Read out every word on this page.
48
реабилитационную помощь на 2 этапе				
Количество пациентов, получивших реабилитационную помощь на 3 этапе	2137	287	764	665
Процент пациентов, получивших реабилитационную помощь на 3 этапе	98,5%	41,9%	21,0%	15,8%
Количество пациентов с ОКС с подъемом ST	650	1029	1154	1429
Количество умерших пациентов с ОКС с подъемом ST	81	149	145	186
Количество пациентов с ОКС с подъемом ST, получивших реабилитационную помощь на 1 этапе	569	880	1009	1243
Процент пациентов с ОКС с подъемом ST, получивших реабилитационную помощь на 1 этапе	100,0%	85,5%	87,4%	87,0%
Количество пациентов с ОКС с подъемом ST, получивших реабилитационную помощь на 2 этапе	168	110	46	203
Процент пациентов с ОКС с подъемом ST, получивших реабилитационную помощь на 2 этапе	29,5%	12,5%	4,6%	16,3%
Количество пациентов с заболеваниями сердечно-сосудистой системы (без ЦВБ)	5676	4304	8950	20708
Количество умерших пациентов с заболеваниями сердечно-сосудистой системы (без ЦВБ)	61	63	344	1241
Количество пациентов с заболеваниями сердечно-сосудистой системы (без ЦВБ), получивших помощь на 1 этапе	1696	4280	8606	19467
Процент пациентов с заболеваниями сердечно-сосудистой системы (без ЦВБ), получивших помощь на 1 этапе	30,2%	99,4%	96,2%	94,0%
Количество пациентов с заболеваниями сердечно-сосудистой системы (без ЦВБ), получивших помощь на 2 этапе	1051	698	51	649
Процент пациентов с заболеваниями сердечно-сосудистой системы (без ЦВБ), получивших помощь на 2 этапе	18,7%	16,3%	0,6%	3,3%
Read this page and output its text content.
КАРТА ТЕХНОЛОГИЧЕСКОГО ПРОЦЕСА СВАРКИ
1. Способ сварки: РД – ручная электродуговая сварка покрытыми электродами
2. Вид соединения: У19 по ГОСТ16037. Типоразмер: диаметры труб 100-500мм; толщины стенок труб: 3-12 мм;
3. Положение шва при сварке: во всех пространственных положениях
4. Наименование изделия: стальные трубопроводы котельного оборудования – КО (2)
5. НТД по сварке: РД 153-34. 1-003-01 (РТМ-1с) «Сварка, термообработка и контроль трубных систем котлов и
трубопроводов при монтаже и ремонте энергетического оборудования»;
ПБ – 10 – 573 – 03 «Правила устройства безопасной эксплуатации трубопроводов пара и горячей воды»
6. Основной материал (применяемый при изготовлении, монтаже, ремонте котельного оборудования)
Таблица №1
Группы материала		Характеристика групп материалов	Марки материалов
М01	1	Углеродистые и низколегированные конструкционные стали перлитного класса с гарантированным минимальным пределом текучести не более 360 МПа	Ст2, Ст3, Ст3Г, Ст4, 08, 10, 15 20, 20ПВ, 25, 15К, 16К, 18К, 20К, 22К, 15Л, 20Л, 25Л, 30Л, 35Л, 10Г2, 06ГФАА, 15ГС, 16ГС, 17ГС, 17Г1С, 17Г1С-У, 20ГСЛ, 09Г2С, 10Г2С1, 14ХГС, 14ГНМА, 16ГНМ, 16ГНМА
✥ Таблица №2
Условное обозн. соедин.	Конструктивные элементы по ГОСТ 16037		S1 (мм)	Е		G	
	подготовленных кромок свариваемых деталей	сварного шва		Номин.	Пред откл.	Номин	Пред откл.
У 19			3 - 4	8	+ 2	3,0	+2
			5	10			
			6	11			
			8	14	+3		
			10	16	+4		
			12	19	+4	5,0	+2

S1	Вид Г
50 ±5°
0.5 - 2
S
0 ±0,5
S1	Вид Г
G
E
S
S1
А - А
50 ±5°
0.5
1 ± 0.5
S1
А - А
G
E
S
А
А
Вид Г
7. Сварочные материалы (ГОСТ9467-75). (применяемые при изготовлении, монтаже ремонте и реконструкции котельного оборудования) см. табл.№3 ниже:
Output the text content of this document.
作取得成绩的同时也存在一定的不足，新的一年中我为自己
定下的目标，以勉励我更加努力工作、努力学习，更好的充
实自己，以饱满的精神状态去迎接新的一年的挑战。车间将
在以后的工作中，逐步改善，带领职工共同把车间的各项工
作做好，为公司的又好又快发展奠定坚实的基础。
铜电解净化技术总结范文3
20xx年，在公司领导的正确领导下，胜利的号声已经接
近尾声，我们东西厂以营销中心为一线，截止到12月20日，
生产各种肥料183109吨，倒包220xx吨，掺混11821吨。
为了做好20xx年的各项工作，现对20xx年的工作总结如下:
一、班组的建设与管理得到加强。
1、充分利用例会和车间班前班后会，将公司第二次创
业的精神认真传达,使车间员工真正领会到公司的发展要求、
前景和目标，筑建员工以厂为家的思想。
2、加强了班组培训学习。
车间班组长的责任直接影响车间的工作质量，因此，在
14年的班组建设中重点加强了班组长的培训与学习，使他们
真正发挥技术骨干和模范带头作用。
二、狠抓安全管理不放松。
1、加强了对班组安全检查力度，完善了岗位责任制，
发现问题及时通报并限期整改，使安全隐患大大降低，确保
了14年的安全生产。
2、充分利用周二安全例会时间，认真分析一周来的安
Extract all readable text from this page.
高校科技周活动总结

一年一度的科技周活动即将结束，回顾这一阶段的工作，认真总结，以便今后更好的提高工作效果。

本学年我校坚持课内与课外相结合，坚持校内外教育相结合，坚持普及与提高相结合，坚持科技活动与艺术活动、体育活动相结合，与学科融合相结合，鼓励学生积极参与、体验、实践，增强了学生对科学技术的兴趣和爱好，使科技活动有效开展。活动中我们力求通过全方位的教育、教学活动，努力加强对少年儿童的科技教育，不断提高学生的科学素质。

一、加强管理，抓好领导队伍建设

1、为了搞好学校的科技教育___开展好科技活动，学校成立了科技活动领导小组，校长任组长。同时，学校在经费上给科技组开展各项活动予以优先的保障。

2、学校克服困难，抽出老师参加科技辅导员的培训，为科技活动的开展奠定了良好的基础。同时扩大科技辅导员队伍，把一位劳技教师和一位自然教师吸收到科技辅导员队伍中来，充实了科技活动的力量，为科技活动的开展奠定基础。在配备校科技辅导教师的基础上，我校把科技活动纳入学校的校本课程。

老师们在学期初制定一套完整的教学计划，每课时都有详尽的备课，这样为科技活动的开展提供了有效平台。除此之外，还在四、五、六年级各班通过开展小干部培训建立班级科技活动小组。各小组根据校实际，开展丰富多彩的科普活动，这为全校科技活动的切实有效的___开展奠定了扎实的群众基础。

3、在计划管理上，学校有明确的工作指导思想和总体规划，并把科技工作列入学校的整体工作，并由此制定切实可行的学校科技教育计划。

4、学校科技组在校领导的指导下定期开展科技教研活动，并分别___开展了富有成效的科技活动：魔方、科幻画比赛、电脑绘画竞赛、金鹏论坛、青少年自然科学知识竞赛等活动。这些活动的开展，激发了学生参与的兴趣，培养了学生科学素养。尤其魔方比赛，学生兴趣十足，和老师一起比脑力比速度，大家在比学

__________________________________________________

Each line from the one containing "Extract all readable text from this page." to the end of the listing above should be copied exactly, and nothing else.

Extract all readable text from this page.
高校科技周活动总结

一年一度的科技周活动即将结束，回顾这一阶段的工作，认真总结，以便今后更好的提高工作效果。

本学年我校坚持课内与课外相结合，坚持校内外教育相结合，坚持普及与提高相结合，坚持科技活动与艺术活动、体育活动相结合，与学科融合相结合，鼓励学生积极参与、体验、实践，增强了学生对科学技术的兴趣和爱好，使科技活动有效开展。活动中我们力求通过全方位的教育、教学活动，努力加强对少年儿童的科技教育，不断提高学生的科学素质。

一、加强管理，抓好领导队伍建设

1、为了搞好学校的科技教育___开展好科技活动，学校成立了科技活动领导小组，校长任组长。同时，学校在经费上给科技组开展各项活动予以优先的保障。

2、学校克服困难，抽出老师参加科技辅导员的培训，为科技活动的开展奠定了良好的基础。同时扩大科技辅导员队伍，把一位劳技教师和一位自然教师吸收到科技辅导员队伍中来，充实了科技活动的力量，为科技活动的开展奠定基础。在配备校科技辅导教师的基础上，我校把科技活动纳入学校的校本课程。

老师们在学期初制定一套完整的教学计划，每课时都有详尽的备课，这样为科技活动的开展提供了有效平台。除此之外，还在四、五、六年级各班通过开展小干部培训建立班级科技活动小组。各小组根据校实际，开展丰富多彩的科普活动，这为全校科技活动的切实有效的___开展奠定了扎实的群众基础。

3、在计划管理上，学校有明确的工作指导思想和总体规划，并把科技工作列入学校的整体工作，并由此制定切实可行的学校科技教育计划。

4、学校科技组在校领导的指导下定期开展科技教研活动，并分别___开展了富有成效的科技活动：魔方、科幻画比赛、电脑绘画竞赛、金鹏论坛、青少年自然科学知识竞赛等活动。这些活动的开展，激发了学生参与的兴趣，培养了学生科学素养。尤其魔方比赛，学生兴趣十足，和老师一起比脑力比速度，大家在比学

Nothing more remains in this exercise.